Which lines in the records below contain the word "Afloramento"? Copy each of them.

Entries with figure data
::::::::

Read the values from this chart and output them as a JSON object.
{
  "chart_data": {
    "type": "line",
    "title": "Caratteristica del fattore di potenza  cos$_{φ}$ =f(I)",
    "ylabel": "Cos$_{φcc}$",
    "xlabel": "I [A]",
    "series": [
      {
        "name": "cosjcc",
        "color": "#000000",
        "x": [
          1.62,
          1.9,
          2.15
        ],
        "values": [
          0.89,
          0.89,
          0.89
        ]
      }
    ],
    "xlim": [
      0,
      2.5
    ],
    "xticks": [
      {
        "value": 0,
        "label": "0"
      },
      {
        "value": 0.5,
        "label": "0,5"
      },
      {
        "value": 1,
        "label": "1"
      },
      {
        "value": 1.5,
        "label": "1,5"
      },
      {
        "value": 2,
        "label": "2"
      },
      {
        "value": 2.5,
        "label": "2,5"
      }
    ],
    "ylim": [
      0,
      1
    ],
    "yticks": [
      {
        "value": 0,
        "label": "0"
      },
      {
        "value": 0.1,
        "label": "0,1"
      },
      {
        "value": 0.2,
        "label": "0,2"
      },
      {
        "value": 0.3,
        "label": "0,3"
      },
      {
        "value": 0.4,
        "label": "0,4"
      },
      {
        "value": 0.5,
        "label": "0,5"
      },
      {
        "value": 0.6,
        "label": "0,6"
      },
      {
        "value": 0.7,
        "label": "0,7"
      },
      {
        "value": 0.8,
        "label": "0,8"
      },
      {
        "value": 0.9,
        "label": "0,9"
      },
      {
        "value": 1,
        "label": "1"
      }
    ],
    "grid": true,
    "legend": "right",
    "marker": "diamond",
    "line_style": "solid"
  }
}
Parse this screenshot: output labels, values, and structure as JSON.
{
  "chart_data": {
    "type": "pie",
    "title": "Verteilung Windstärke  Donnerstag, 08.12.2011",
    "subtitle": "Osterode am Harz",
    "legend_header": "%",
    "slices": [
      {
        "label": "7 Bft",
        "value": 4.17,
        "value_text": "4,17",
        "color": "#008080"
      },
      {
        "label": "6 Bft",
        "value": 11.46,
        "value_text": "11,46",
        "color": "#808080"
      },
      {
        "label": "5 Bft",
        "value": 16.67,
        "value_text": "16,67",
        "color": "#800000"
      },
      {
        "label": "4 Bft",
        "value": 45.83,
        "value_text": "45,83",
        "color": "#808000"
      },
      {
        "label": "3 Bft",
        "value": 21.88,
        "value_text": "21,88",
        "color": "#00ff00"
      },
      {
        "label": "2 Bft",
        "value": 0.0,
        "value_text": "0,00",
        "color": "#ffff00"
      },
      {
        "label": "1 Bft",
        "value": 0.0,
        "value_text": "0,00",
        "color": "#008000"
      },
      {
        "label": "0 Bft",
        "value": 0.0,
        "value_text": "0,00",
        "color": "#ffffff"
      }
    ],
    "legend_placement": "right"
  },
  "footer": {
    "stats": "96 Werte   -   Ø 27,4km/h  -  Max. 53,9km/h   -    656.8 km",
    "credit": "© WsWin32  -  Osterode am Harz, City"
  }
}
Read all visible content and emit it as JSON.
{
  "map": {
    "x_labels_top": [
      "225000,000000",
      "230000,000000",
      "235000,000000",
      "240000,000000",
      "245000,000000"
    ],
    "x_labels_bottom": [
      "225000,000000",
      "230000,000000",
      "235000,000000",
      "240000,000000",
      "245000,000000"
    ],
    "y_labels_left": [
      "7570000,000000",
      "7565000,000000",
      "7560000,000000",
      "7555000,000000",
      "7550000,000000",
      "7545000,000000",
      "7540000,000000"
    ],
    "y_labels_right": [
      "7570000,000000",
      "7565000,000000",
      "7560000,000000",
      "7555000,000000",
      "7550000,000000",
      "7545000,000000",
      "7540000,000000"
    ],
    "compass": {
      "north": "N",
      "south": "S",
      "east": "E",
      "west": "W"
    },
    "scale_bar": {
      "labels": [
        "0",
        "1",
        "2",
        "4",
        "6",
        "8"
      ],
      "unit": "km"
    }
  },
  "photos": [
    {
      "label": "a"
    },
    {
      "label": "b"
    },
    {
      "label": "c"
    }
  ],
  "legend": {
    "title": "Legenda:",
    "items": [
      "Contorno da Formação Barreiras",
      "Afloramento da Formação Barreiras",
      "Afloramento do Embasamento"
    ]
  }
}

::::::::

-- Solution for this problem --
      "Afloramento da Formação Barreiras",
      "Afloramento do Embasamento"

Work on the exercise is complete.